Image layout annotations:

* start *

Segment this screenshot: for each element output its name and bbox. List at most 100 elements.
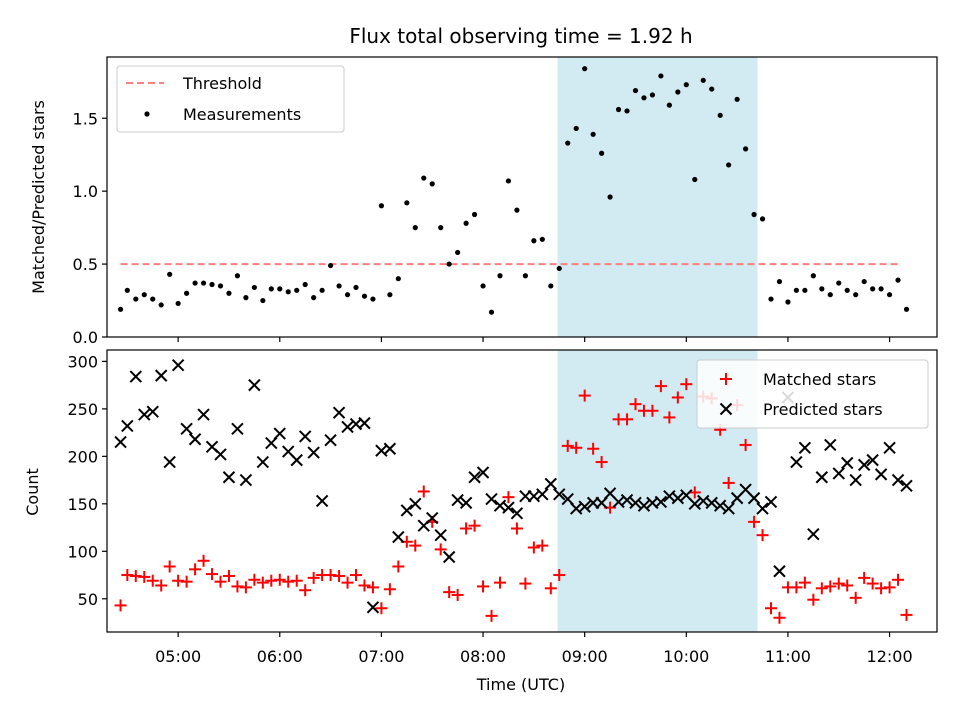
measurement-point bbox=[810, 273, 816, 279]
measurement-point bbox=[167, 271, 173, 277]
measurement-point bbox=[353, 284, 359, 291]
measurement-point bbox=[522, 273, 528, 279]
predicted-stars-point bbox=[790, 455, 803, 469]
matched-stars-point bbox=[756, 529, 769, 542]
cross-b bbox=[688, 497, 701, 511]
matched-stars-point bbox=[248, 573, 261, 586]
measurement-point bbox=[438, 225, 444, 231]
cross-b bbox=[629, 496, 642, 510]
top-panel: 0.0 0.5 1.0 1.5 Threshold Measurements bbox=[73, 56, 938, 347]
x-tick-label: 06:00 bbox=[257, 647, 303, 666]
predicted-stars-point bbox=[815, 471, 829, 484]
measurement-point bbox=[844, 287, 850, 293]
measurement-point bbox=[395, 276, 401, 282]
predicted-stars-point bbox=[273, 427, 286, 440]
cross-b bbox=[324, 433, 337, 447]
measurement-point bbox=[582, 66, 588, 72]
legend-predicted-label: Predicted stars bbox=[763, 400, 883, 419]
predicted-stars-point bbox=[214, 448, 227, 461]
cross-b bbox=[307, 446, 320, 459]
cross-b bbox=[434, 528, 447, 542]
matched-stars-point bbox=[206, 568, 219, 581]
predicted-stars-point bbox=[154, 369, 168, 382]
measurement-point bbox=[632, 87, 639, 94]
matched-stars-point bbox=[146, 574, 159, 587]
cross-b bbox=[764, 495, 778, 509]
cross-b bbox=[188, 433, 202, 446]
measurement-point bbox=[404, 200, 410, 206]
cross-b bbox=[756, 502, 769, 515]
cross-b bbox=[442, 550, 456, 564]
predicted-stars-point bbox=[442, 550, 456, 564]
matched-stars-point bbox=[832, 577, 845, 590]
predicted-stars-point bbox=[114, 435, 127, 449]
predicted-stars-point bbox=[171, 358, 185, 372]
matched-stars-point bbox=[434, 543, 447, 556]
measurement-point bbox=[226, 290, 232, 296]
predicted-stars-point bbox=[510, 507, 524, 520]
measurement-point bbox=[683, 82, 689, 88]
predicted-stars-point bbox=[485, 492, 498, 506]
measurement-point bbox=[277, 286, 283, 292]
measurement-point bbox=[192, 280, 198, 286]
matched-stars-point bbox=[671, 391, 684, 404]
predicted-stars-point bbox=[671, 491, 685, 505]
matched-stars-point bbox=[807, 593, 820, 606]
measurement-point bbox=[200, 280, 207, 286]
cross-b bbox=[214, 448, 227, 461]
measurement-point bbox=[311, 295, 317, 301]
cross-b bbox=[790, 455, 803, 469]
predicted-stars-point bbox=[231, 422, 244, 436]
cross-b bbox=[553, 488, 566, 501]
bottom-y-tick-label: 200 bbox=[67, 447, 98, 466]
predicted-stars-point bbox=[324, 433, 337, 447]
predicted-stars-point bbox=[197, 408, 210, 421]
measurement-point bbox=[133, 296, 139, 302]
matched-stars-point bbox=[587, 442, 600, 455]
measurement-point bbox=[421, 175, 427, 181]
matched-stars-point bbox=[561, 439, 574, 452]
measurement-point bbox=[573, 125, 579, 132]
predicted-stars-point bbox=[849, 473, 862, 487]
matched-stars-point bbox=[138, 570, 151, 583]
top-y-tick-label: 0.5 bbox=[73, 255, 98, 274]
predicted-stars-point bbox=[553, 488, 566, 501]
measurement-point bbox=[117, 306, 124, 312]
matched-stars-point bbox=[510, 522, 523, 535]
matched-stars-point bbox=[654, 380, 667, 393]
predicted-stars-point bbox=[400, 504, 414, 517]
predicted-stars-point bbox=[832, 467, 845, 480]
measurement-point bbox=[590, 131, 596, 137]
matched-stars-point bbox=[502, 491, 515, 504]
matched-stars-point bbox=[722, 476, 735, 489]
matched-stars-point bbox=[443, 586, 456, 599]
matched-stars-point bbox=[460, 522, 473, 535]
cross-b bbox=[154, 369, 168, 382]
predicted-stars-point bbox=[883, 441, 896, 455]
top-y-tick-label: 0.0 bbox=[73, 328, 98, 347]
measurement-point bbox=[234, 273, 241, 279]
measurement-point bbox=[150, 296, 156, 302]
legend-measurements-swatch bbox=[144, 111, 150, 117]
cross-b bbox=[248, 378, 261, 392]
predicted-stars-point bbox=[773, 565, 786, 578]
matched-stars-point bbox=[748, 515, 761, 528]
cross-b bbox=[874, 468, 888, 481]
measurement-point bbox=[827, 292, 833, 298]
predicted-stars-point bbox=[366, 601, 380, 614]
measurement-point bbox=[285, 289, 291, 295]
predicted-stars-point bbox=[248, 378, 261, 392]
measurement-point bbox=[471, 211, 478, 218]
predicted-stars-point bbox=[138, 408, 151, 421]
matched-stars-point bbox=[544, 582, 557, 595]
cross-b bbox=[180, 422, 193, 436]
cross-b bbox=[841, 456, 854, 470]
cross-b bbox=[138, 408, 151, 421]
predicted-stars-point bbox=[146, 405, 159, 418]
predicted-stars-point bbox=[900, 479, 913, 492]
measurement-point bbox=[793, 287, 800, 293]
measurement-point bbox=[209, 281, 215, 288]
cross-b bbox=[722, 502, 735, 515]
cross-b bbox=[332, 406, 346, 419]
predicted-stars-point bbox=[713, 499, 727, 512]
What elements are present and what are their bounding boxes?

* end *

Aim: Reproduce the lines of the listing above word for word, starting with the line that contains "measurement-point bbox=[810, 273, 816, 279]" and going on through the line that contains "x-tick-label: 06:00 bbox=[257, 647, 303, 666]", both included. Give only those lines.

Result:
measurement-point bbox=[810, 273, 816, 279]
measurement-point bbox=[167, 271, 173, 277]
measurement-point bbox=[353, 284, 359, 291]
measurement-point bbox=[522, 273, 528, 279]
predicted-stars-point bbox=[790, 455, 803, 469]
matched-stars-point bbox=[756, 529, 769, 542]
cross-b bbox=[688, 497, 701, 511]
matched-stars-point bbox=[248, 573, 261, 586]
measurement-point bbox=[438, 225, 444, 231]
cross-b bbox=[629, 496, 642, 510]
top-panel: 0.0 0.5 1.0 1.5 Threshold Measurements bbox=[73, 56, 938, 347]
x-tick-label: 06:00 bbox=[257, 647, 303, 666]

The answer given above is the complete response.